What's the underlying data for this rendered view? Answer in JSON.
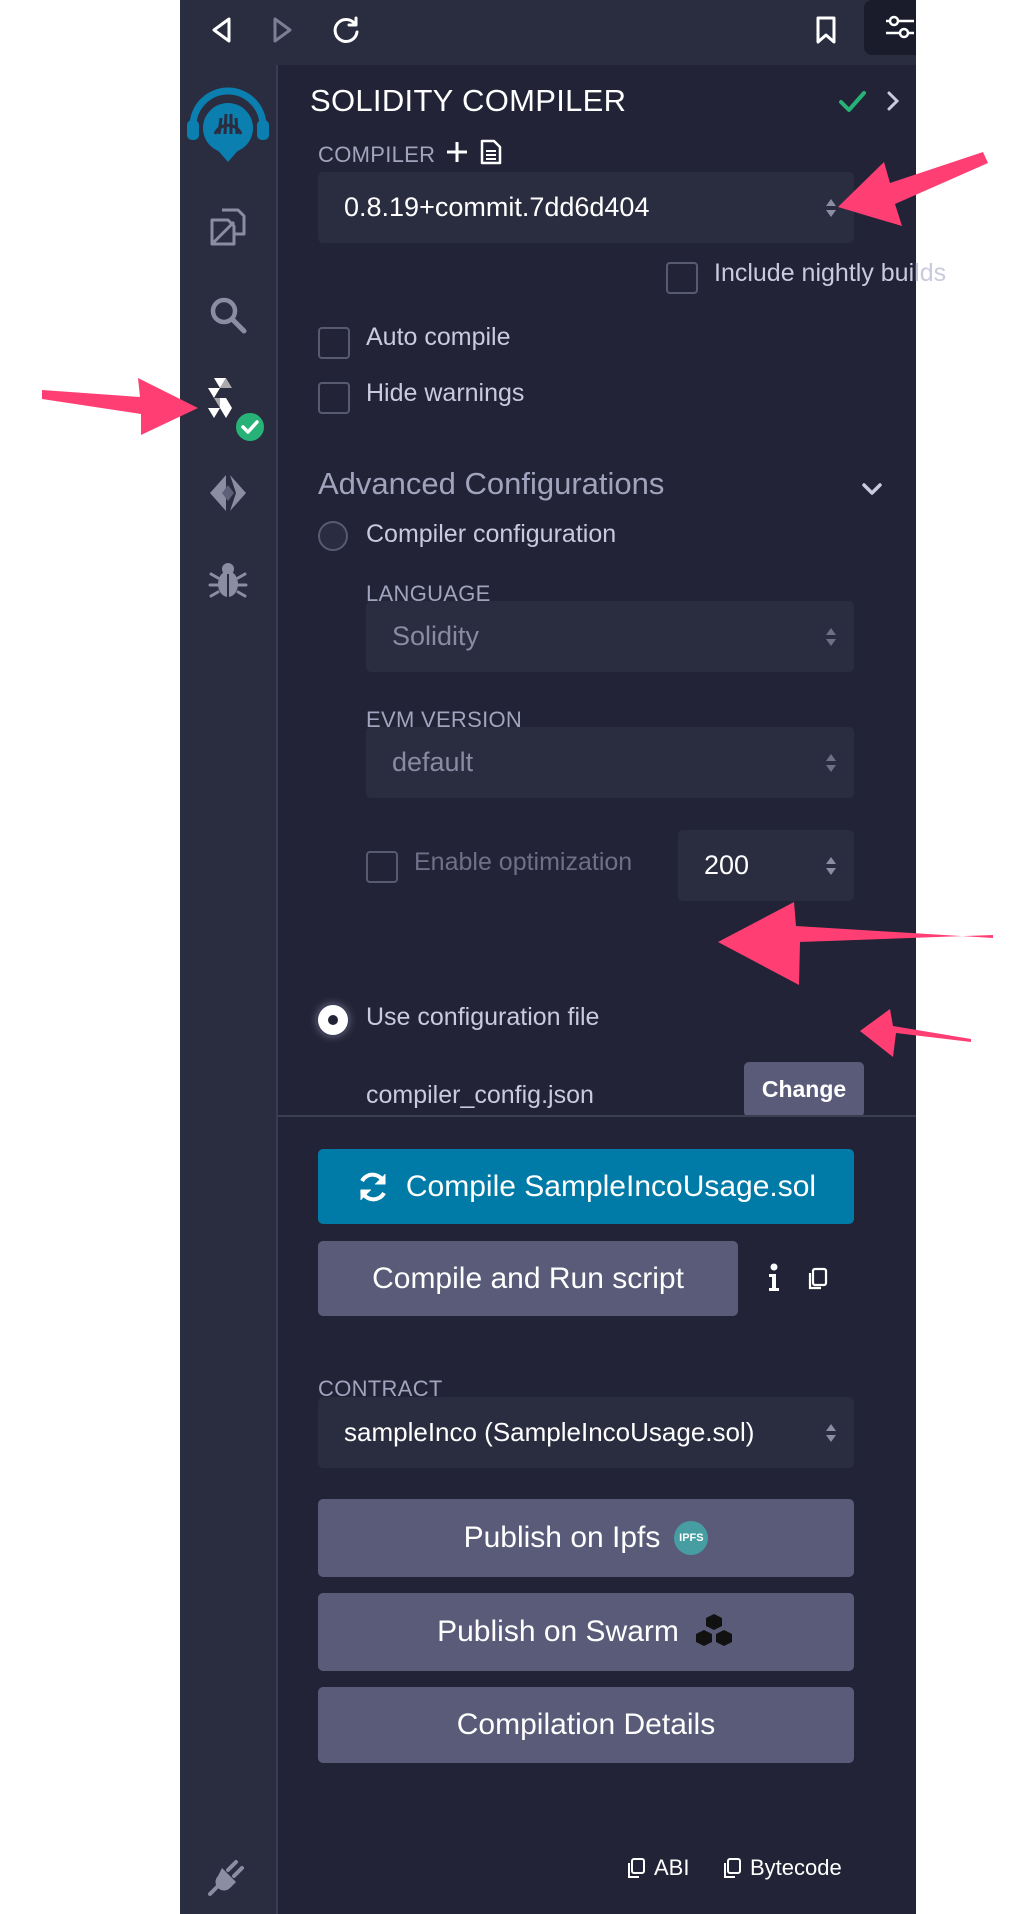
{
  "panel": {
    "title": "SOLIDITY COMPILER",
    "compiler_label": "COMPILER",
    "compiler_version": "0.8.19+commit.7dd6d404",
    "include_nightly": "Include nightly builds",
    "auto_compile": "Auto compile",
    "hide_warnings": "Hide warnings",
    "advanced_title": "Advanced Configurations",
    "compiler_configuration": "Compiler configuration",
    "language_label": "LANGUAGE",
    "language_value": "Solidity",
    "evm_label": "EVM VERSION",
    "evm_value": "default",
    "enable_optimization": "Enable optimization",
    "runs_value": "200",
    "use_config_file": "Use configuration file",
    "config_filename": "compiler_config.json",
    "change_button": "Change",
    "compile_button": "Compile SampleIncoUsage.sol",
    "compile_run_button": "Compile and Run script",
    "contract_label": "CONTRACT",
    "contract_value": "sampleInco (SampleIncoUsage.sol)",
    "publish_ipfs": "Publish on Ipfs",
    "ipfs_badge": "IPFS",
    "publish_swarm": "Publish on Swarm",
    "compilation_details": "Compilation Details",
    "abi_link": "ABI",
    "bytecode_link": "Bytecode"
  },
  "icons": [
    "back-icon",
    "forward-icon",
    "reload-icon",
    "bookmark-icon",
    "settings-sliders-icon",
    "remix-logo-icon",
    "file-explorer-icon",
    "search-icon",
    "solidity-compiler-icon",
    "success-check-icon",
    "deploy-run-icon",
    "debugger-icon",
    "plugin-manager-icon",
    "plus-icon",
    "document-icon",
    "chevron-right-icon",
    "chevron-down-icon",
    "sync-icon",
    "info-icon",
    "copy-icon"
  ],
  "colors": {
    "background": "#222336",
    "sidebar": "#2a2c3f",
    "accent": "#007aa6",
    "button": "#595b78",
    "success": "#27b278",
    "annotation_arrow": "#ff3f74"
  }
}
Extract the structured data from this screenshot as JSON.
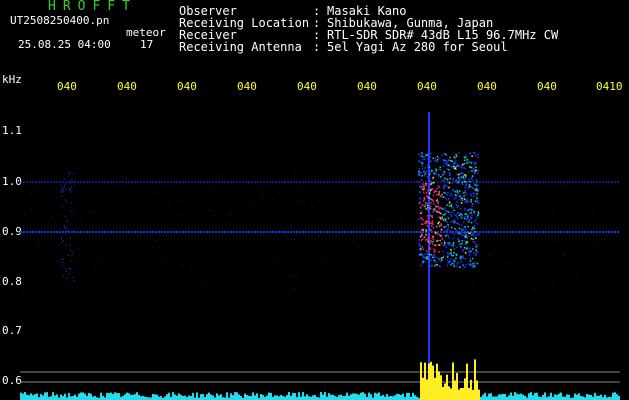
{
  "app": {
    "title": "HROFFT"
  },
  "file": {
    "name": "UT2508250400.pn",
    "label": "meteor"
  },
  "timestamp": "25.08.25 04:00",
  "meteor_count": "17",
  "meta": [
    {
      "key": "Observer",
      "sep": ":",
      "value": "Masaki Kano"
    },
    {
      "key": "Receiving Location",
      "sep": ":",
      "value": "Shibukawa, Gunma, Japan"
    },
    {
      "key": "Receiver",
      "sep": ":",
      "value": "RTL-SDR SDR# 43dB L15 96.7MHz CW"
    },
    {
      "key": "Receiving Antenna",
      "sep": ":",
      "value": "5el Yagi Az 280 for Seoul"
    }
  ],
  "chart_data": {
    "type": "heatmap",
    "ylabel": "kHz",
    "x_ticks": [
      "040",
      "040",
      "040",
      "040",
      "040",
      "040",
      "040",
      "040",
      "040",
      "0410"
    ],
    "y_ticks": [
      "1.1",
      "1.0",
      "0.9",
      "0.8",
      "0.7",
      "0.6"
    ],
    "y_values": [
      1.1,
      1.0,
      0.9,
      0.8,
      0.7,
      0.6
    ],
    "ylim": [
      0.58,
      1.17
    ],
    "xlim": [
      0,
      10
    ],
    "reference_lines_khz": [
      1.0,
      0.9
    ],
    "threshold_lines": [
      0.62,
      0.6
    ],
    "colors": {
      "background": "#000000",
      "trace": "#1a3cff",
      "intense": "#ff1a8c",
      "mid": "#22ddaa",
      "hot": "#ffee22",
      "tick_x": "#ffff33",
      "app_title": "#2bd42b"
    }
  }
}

---

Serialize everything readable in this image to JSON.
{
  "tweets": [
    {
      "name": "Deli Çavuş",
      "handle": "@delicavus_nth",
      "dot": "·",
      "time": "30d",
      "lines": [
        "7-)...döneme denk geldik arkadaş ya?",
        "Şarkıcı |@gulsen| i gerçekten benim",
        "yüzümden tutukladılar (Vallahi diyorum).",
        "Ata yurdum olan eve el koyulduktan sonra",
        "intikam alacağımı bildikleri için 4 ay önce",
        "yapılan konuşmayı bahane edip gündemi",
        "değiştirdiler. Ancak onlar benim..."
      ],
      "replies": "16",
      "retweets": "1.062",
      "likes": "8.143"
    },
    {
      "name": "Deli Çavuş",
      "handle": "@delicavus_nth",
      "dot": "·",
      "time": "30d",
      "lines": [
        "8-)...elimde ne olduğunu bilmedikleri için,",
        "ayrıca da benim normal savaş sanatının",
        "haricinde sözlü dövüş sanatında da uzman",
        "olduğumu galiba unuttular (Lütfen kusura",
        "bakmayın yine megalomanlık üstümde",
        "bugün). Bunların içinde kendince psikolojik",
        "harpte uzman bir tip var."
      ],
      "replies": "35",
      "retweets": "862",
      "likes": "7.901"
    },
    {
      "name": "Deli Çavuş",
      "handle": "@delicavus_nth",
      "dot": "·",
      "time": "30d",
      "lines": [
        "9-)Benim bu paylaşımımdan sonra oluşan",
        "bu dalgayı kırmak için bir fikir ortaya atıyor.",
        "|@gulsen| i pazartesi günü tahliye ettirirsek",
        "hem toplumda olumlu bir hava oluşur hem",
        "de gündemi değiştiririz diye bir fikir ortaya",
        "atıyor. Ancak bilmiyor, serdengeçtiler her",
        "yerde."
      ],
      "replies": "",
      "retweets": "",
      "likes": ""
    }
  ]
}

---

REQUIRED TASK: Where a line holds "Publish", copy that line.

RESPONSE:
    "publish_ipfs": "Publish on Ipfs",
    "publish_swarm": "Publish on Swarm",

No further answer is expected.